→ **Exercise objective**
Single out the lines of the material that contain "name" and copy them.

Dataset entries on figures
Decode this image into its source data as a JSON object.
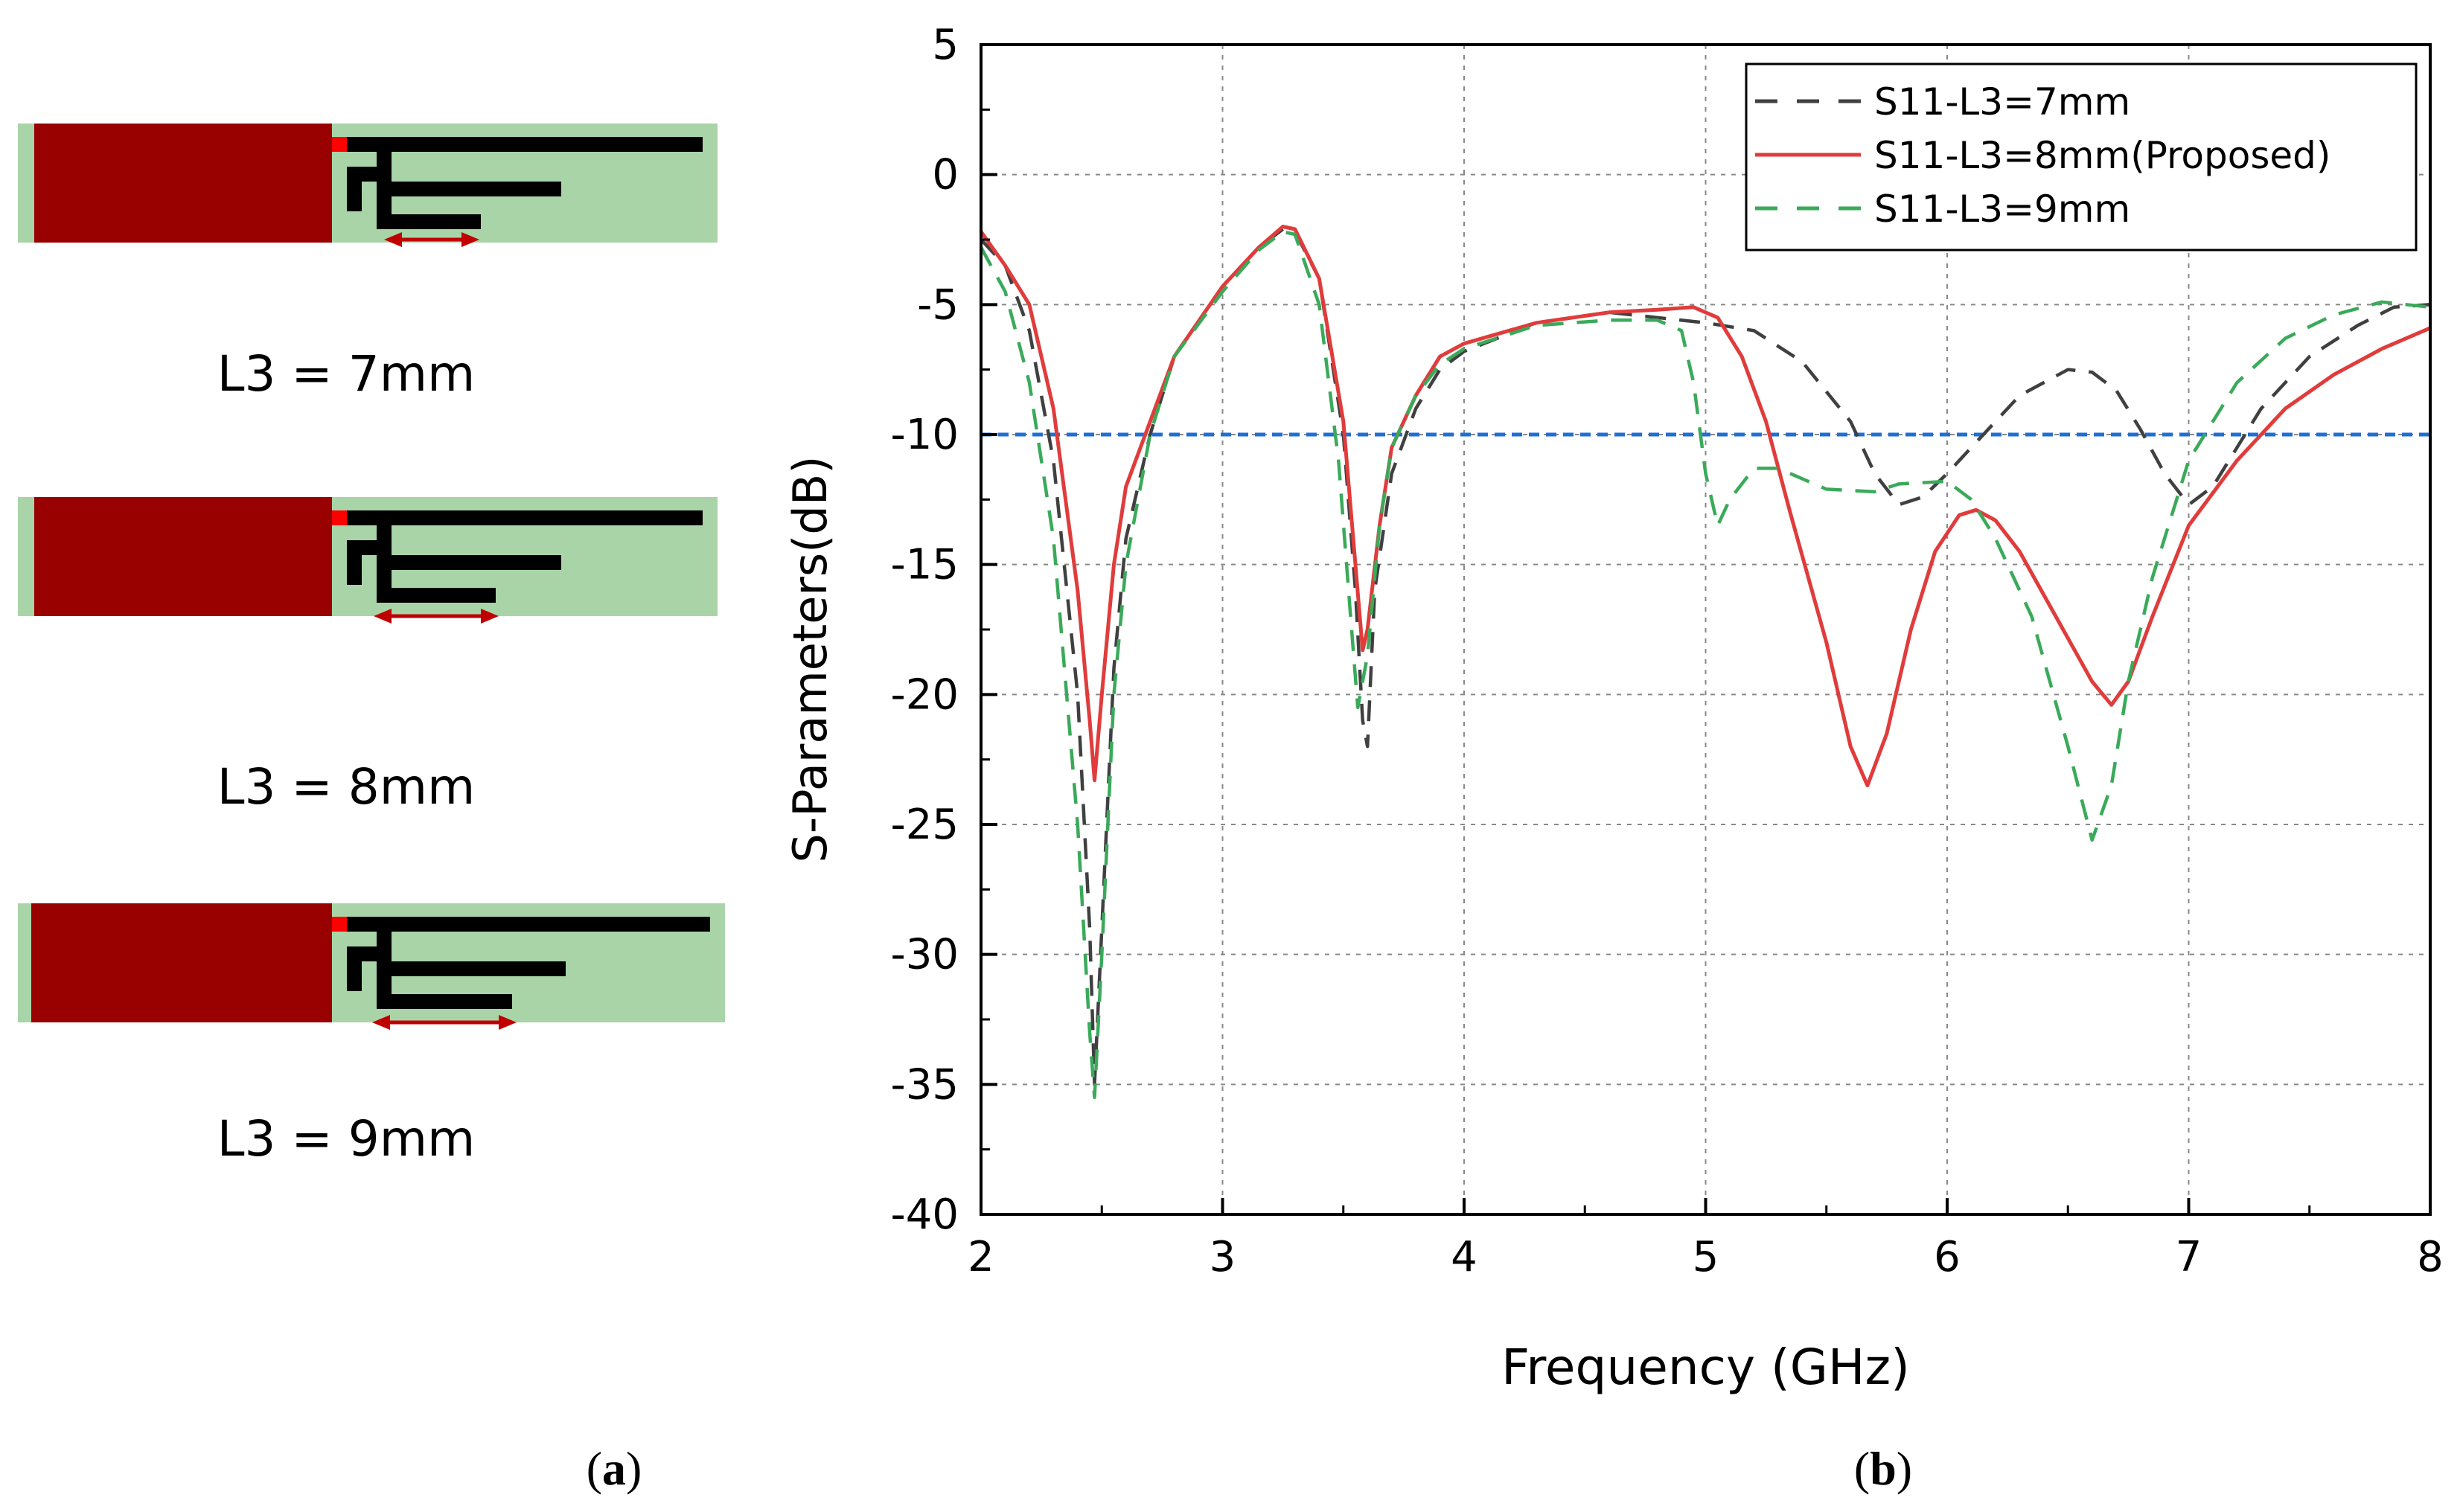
{
  "panel_a": {
    "variants": [
      {
        "label": "L3 = 7mm",
        "arrow_length_mm": 7
      },
      {
        "label": "L3 = 8mm",
        "arrow_length_mm": 8
      },
      {
        "label": "L3 = 9mm",
        "arrow_length_mm": 9
      }
    ],
    "colors": {
      "substrate": "#a8d4a8",
      "ground": "#990000",
      "trace": "#000000",
      "feed": "#ff0000",
      "arrow": "#c00000"
    },
    "caption_letter": "a"
  },
  "panel_b": {
    "caption_letter": "b"
  },
  "chart_data": {
    "type": "line",
    "xlabel": "Frequency (GHz)",
    "ylabel": "S-Parameters(dB)",
    "xlim": [
      2,
      8
    ],
    "ylim": [
      -40,
      5
    ],
    "xticks": [
      2,
      3,
      4,
      5,
      6,
      7,
      8
    ],
    "yticks": [
      5,
      0,
      -5,
      -10,
      -15,
      -20,
      -25,
      -30,
      -35,
      -40
    ],
    "grid": true,
    "legend_position": "top-right",
    "reference_line": {
      "y": -10,
      "color": "#1f6fd6",
      "style": "dashed"
    },
    "series": [
      {
        "name": "S11-L3=7mm",
        "color": "#404040",
        "dash": "dashed",
        "points": [
          [
            2.0,
            -2.5
          ],
          [
            2.1,
            -3.5
          ],
          [
            2.2,
            -6.0
          ],
          [
            2.3,
            -11.0
          ],
          [
            2.4,
            -20.0
          ],
          [
            2.45,
            -29.0
          ],
          [
            2.47,
            -35.0
          ],
          [
            2.5,
            -29.0
          ],
          [
            2.55,
            -19.0
          ],
          [
            2.6,
            -14.0
          ],
          [
            2.7,
            -10.0
          ],
          [
            2.8,
            -7.0
          ],
          [
            3.0,
            -4.3
          ],
          [
            3.15,
            -2.8
          ],
          [
            3.25,
            -2.1
          ],
          [
            3.3,
            -2.2
          ],
          [
            3.4,
            -4.0
          ],
          [
            3.5,
            -10.0
          ],
          [
            3.55,
            -16.0
          ],
          [
            3.58,
            -21.0
          ],
          [
            3.6,
            -22.0
          ],
          [
            3.63,
            -16.0
          ],
          [
            3.7,
            -11.5
          ],
          [
            3.8,
            -9.0
          ],
          [
            3.9,
            -7.5
          ],
          [
            4.0,
            -6.8
          ],
          [
            4.3,
            -5.7
          ],
          [
            4.6,
            -5.3
          ],
          [
            4.8,
            -5.5
          ],
          [
            5.0,
            -5.7
          ],
          [
            5.2,
            -6.0
          ],
          [
            5.4,
            -7.2
          ],
          [
            5.6,
            -9.5
          ],
          [
            5.7,
            -11.5
          ],
          [
            5.8,
            -12.7
          ],
          [
            5.9,
            -12.4
          ],
          [
            6.0,
            -11.5
          ],
          [
            6.1,
            -10.5
          ],
          [
            6.2,
            -9.5
          ],
          [
            6.3,
            -8.5
          ],
          [
            6.5,
            -7.5
          ],
          [
            6.6,
            -7.6
          ],
          [
            6.7,
            -8.3
          ],
          [
            6.8,
            -9.8
          ],
          [
            6.9,
            -11.5
          ],
          [
            7.0,
            -12.7
          ],
          [
            7.1,
            -12.0
          ],
          [
            7.2,
            -10.5
          ],
          [
            7.3,
            -9.0
          ],
          [
            7.5,
            -7.0
          ],
          [
            7.7,
            -5.8
          ],
          [
            7.85,
            -5.1
          ],
          [
            8.0,
            -5.0
          ]
        ]
      },
      {
        "name": "S11-L3=8mm(Proposed)",
        "color": "#e03c3c",
        "dash": "solid",
        "points": [
          [
            2.0,
            -2.2
          ],
          [
            2.1,
            -3.5
          ],
          [
            2.2,
            -5.0
          ],
          [
            2.3,
            -9.0
          ],
          [
            2.4,
            -16.0
          ],
          [
            2.45,
            -21.0
          ],
          [
            2.47,
            -23.3
          ],
          [
            2.5,
            -20.0
          ],
          [
            2.55,
            -15.0
          ],
          [
            2.6,
            -12.0
          ],
          [
            2.7,
            -9.5
          ],
          [
            2.8,
            -7.0
          ],
          [
            3.0,
            -4.3
          ],
          [
            3.15,
            -2.8
          ],
          [
            3.25,
            -2.0
          ],
          [
            3.3,
            -2.1
          ],
          [
            3.4,
            -4.0
          ],
          [
            3.5,
            -9.5
          ],
          [
            3.55,
            -15.0
          ],
          [
            3.58,
            -18.3
          ],
          [
            3.6,
            -17.5
          ],
          [
            3.65,
            -13.5
          ],
          [
            3.7,
            -10.5
          ],
          [
            3.8,
            -8.5
          ],
          [
            3.9,
            -7.0
          ],
          [
            4.0,
            -6.5
          ],
          [
            4.3,
            -5.7
          ],
          [
            4.6,
            -5.3
          ],
          [
            4.8,
            -5.2
          ],
          [
            4.95,
            -5.1
          ],
          [
            5.05,
            -5.5
          ],
          [
            5.15,
            -7.0
          ],
          [
            5.25,
            -9.5
          ],
          [
            5.35,
            -13.0
          ],
          [
            5.5,
            -18.0
          ],
          [
            5.6,
            -22.0
          ],
          [
            5.67,
            -23.5
          ],
          [
            5.75,
            -21.5
          ],
          [
            5.85,
            -17.5
          ],
          [
            5.95,
            -14.5
          ],
          [
            6.05,
            -13.1
          ],
          [
            6.12,
            -12.9
          ],
          [
            6.2,
            -13.3
          ],
          [
            6.3,
            -14.5
          ],
          [
            6.45,
            -17.0
          ],
          [
            6.6,
            -19.5
          ],
          [
            6.68,
            -20.4
          ],
          [
            6.75,
            -19.5
          ],
          [
            6.85,
            -17.0
          ],
          [
            7.0,
            -13.5
          ],
          [
            7.2,
            -11.0
          ],
          [
            7.4,
            -9.0
          ],
          [
            7.6,
            -7.7
          ],
          [
            7.8,
            -6.7
          ],
          [
            8.0,
            -5.9
          ]
        ]
      },
      {
        "name": "S11-L3=9mm",
        "color": "#3aaa5a",
        "dash": "dashed",
        "points": [
          [
            2.0,
            -2.8
          ],
          [
            2.1,
            -4.5
          ],
          [
            2.2,
            -8.0
          ],
          [
            2.3,
            -14.0
          ],
          [
            2.4,
            -25.0
          ],
          [
            2.45,
            -33.0
          ],
          [
            2.47,
            -35.5
          ],
          [
            2.5,
            -30.0
          ],
          [
            2.55,
            -20.0
          ],
          [
            2.6,
            -15.0
          ],
          [
            2.7,
            -10.0
          ],
          [
            2.8,
            -7.0
          ],
          [
            3.0,
            -4.5
          ],
          [
            3.15,
            -2.9
          ],
          [
            3.25,
            -2.2
          ],
          [
            3.3,
            -2.3
          ],
          [
            3.4,
            -5.0
          ],
          [
            3.48,
            -11.0
          ],
          [
            3.53,
            -17.0
          ],
          [
            3.56,
            -20.5
          ],
          [
            3.6,
            -18.5
          ],
          [
            3.65,
            -13.5
          ],
          [
            3.7,
            -10.5
          ],
          [
            3.8,
            -8.5
          ],
          [
            3.9,
            -7.3
          ],
          [
            4.0,
            -6.7
          ],
          [
            4.3,
            -5.8
          ],
          [
            4.6,
            -5.6
          ],
          [
            4.8,
            -5.6
          ],
          [
            4.9,
            -6.0
          ],
          [
            4.95,
            -8.0
          ],
          [
            5.0,
            -11.5
          ],
          [
            5.05,
            -13.5
          ],
          [
            5.1,
            -12.5
          ],
          [
            5.2,
            -11.3
          ],
          [
            5.3,
            -11.3
          ],
          [
            5.5,
            -12.1
          ],
          [
            5.7,
            -12.2
          ],
          [
            5.8,
            -11.9
          ],
          [
            6.0,
            -11.8
          ],
          [
            6.1,
            -12.5
          ],
          [
            6.2,
            -14.0
          ],
          [
            6.35,
            -17.0
          ],
          [
            6.5,
            -22.0
          ],
          [
            6.6,
            -25.6
          ],
          [
            6.68,
            -23.5
          ],
          [
            6.75,
            -19.5
          ],
          [
            6.85,
            -15.5
          ],
          [
            7.0,
            -11.0
          ],
          [
            7.2,
            -8.0
          ],
          [
            7.4,
            -6.3
          ],
          [
            7.6,
            -5.4
          ],
          [
            7.8,
            -4.9
          ],
          [
            8.0,
            -5.1
          ]
        ]
      }
    ]
  }
}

→ **Solved problem**
        "name": "S11-L3=7mm",
        "name": "S11-L3=8mm(Proposed)",
        "name": "S11-L3=9mm",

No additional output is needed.